* [GIVEN RECORDS]
====================

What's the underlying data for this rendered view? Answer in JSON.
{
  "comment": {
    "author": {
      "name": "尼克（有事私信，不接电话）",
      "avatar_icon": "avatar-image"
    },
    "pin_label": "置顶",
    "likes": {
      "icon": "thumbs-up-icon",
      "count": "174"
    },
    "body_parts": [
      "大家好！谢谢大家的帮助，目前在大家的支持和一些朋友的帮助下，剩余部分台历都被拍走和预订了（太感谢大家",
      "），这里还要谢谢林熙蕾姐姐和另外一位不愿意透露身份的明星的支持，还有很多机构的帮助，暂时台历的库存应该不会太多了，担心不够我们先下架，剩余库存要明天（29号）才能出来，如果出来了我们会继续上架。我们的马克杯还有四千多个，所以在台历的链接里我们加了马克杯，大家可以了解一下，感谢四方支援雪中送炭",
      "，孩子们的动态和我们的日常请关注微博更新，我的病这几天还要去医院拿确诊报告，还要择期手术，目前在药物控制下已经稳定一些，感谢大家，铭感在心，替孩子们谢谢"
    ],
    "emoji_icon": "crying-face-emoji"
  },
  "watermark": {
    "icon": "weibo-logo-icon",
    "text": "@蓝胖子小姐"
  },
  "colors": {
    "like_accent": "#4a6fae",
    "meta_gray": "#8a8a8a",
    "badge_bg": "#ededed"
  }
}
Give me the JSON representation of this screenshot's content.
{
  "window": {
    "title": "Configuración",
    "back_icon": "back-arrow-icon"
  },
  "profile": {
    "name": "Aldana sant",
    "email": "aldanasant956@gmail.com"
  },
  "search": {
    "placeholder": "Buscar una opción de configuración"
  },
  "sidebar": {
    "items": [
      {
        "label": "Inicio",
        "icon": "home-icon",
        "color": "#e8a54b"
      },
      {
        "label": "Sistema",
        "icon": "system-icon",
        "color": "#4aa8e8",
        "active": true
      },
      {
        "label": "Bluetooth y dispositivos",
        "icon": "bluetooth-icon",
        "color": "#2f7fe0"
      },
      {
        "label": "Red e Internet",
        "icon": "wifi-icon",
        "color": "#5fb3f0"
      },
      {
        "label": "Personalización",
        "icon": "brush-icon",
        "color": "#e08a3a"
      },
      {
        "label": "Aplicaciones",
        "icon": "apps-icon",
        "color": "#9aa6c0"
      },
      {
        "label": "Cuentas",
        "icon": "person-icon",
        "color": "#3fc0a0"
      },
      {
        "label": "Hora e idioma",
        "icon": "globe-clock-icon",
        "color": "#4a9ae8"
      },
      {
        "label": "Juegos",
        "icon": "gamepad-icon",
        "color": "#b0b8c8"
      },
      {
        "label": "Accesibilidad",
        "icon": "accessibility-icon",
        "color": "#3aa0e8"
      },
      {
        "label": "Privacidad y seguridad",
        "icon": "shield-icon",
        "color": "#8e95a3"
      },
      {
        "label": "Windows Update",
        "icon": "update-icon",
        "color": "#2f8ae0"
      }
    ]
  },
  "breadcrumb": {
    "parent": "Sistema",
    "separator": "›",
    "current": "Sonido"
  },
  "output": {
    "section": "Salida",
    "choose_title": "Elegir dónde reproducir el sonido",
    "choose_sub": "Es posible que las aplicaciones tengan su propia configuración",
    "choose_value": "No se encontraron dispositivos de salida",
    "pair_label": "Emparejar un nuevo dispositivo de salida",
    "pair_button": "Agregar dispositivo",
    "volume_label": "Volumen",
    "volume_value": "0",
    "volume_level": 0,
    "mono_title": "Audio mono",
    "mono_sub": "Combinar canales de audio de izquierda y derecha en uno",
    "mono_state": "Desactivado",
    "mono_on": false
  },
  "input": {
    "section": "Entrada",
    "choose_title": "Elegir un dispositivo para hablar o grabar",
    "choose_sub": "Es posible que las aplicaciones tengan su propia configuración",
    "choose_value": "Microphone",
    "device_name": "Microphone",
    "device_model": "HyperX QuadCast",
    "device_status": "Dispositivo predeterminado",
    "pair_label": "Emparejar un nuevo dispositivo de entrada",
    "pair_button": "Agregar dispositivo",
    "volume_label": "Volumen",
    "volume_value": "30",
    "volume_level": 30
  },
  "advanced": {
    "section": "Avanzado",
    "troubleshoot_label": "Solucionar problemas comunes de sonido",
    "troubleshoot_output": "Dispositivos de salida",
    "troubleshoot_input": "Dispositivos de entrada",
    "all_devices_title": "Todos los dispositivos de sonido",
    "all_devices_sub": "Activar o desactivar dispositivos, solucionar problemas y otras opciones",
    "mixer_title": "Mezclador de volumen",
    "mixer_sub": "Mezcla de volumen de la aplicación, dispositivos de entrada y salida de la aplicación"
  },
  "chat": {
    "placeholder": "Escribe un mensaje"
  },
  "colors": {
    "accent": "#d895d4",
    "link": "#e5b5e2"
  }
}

====================

* [DESCRIPTION OF THE TASK]
Extract the data in full. Keep it word for word.

* [WORKED ANSWER]
What's the underlying data for this rendered view? Answer in JSON.
{
  "comment": {
    "author": {
      "name": "尼克（有事私信，不接电话）",
      "avatar_icon": "avatar-image"
    },
    "pin_label": "置顶",
    "likes": {
      "icon": "thumbs-up-icon",
      "count": "174"
    },
    "body_parts": [
      "大家好！谢谢大家的帮助，目前在大家的支持和一些朋友的帮助下，剩余部分台历都被拍走和预订了（太感谢大家",
      "），这里还要谢谢林熙蕾姐姐和另外一位不愿意透露身份的明星的支持，还有很多机构的帮助，暂时台历的库存应该不会太多了，担心不够我们先下架，剩余库存要明天（29号）才能出来，如果出来了我们会继续上架。我们的马克杯还有四千多个，所以在台历的链接里我们加了马克杯，大家可以了解一下，感谢四方支援雪中送炭",
      "，孩子们的动态和我们的日常请关注微博更新，我的病这几天还要去医院拿确诊报告，还要择期手术，目前在药物控制下已经稳定一些，感谢大家，铭感在心，替孩子们谢谢"
    ],
    "emoji_icon": "crying-face-emoji"
  },
  "watermark": {
    "icon": "weibo-logo-icon",
    "text": "@蓝胖子小姐"
  },
  "colors": {
    "like_accent": "#4a6fae",
    "meta_gray": "#8a8a8a",
    "badge_bg": "#ededed"
  }
}
Give me the JSON representation of this screenshot's content.
{
  "window": {
    "title": "Configuración",
    "back_icon": "back-arrow-icon"
  },
  "profile": {
    "name": "Aldana sant",
    "email": "aldanasant956@gmail.com"
  },
  "search": {
    "placeholder": "Buscar una opción de configuración"
  },
  "sidebar": {
    "items": [
      {
        "label": "Inicio",
        "icon": "home-icon",
        "color": "#e8a54b"
      },
      {
        "label": "Sistema",
        "icon": "system-icon",
        "color": "#4aa8e8",
        "active": true
      },
      {
        "label": "Bluetooth y dispositivos",
        "icon": "bluetooth-icon",
        "color": "#2f7fe0"
      },
      {
        "label": "Red e Internet",
        "icon": "wifi-icon",
        "color": "#5fb3f0"
      },
      {
        "label": "Personalización",
        "icon": "brush-icon",
        "color": "#e08a3a"
      },
      {
        "label": "Aplicaciones",
        "icon": "apps-icon",
        "color": "#9aa6c0"
      },
      {
        "label": "Cuentas",
        "icon": "person-icon",
        "color": "#3fc0a0"
      },
      {
        "label": "Hora e idioma",
        "icon": "globe-clock-icon",
        "color": "#4a9ae8"
      },
      {
        "label": "Juegos",
        "icon": "gamepad-icon",
        "color": "#b0b8c8"
      },
      {
        "label": "Accesibilidad",
        "icon": "accessibility-icon",
        "color": "#3aa0e8"
      },
      {
        "label": "Privacidad y seguridad",
        "icon": "shield-icon",
        "color": "#8e95a3"
      },
      {
        "label": "Windows Update",
        "icon": "update-icon",
        "color": "#2f8ae0"
      }
    ]
  },
  "breadcrumb": {
    "parent": "Sistema",
    "separator": "›",
    "current": "Sonido"
  },
  "output": {
    "section": "Salida",
    "choose_title": "Elegir dónde reproducir el sonido",
    "choose_sub": "Es posible que las aplicaciones tengan su propia configuración",
    "choose_value": "No se encontraron dispositivos de salida",
    "pair_label": "Emparejar un nuevo dispositivo de salida",
    "pair_button": "Agregar dispositivo",
    "volume_label": "Volumen",
    "volume_value": "0",
    "volume_level": 0,
    "mono_title": "Audio mono",
    "mono_sub": "Combinar canales de audio de izquierda y derecha en uno",
    "mono_state": "Desactivado",
    "mono_on": false
  },
  "input": {
    "section": "Entrada",
    "choose_title": "Elegir un dispositivo para hablar o grabar",
    "choose_sub": "Es posible que las aplicaciones tengan su propia configuración",
    "choose_value": "Microphone",
    "device_name": "Microphone",
    "device_model": "HyperX QuadCast",
    "device_status": "Dispositivo predeterminado",
    "pair_label": "Emparejar un nuevo dispositivo de entrada",
    "pair_button": "Agregar dispositivo",
    "volume_label": "Volumen",
    "volume_value": "30",
    "volume_level": 30
  },
  "advanced": {
    "section": "Avanzado",
    "troubleshoot_label": "Solucionar problemas comunes de sonido",
    "troubleshoot_output": "Dispositivos de salida",
    "troubleshoot_input": "Dispositivos de entrada",
    "all_devices_title": "Todos los dispositivos de sonido",
    "all_devices_sub": "Activar o desactivar dispositivos, solucionar problemas y otras opciones",
    "mixer_title": "Mezclador de volumen",
    "mixer_sub": "Mezcla de volumen de la aplicación, dispositivos de entrada y salida de la aplicación"
  },
  "chat": {
    "placeholder": "Escribe un mensaje"
  },
  "colors": {
    "accent": "#d895d4",
    "link": "#e5b5e2"
  }
}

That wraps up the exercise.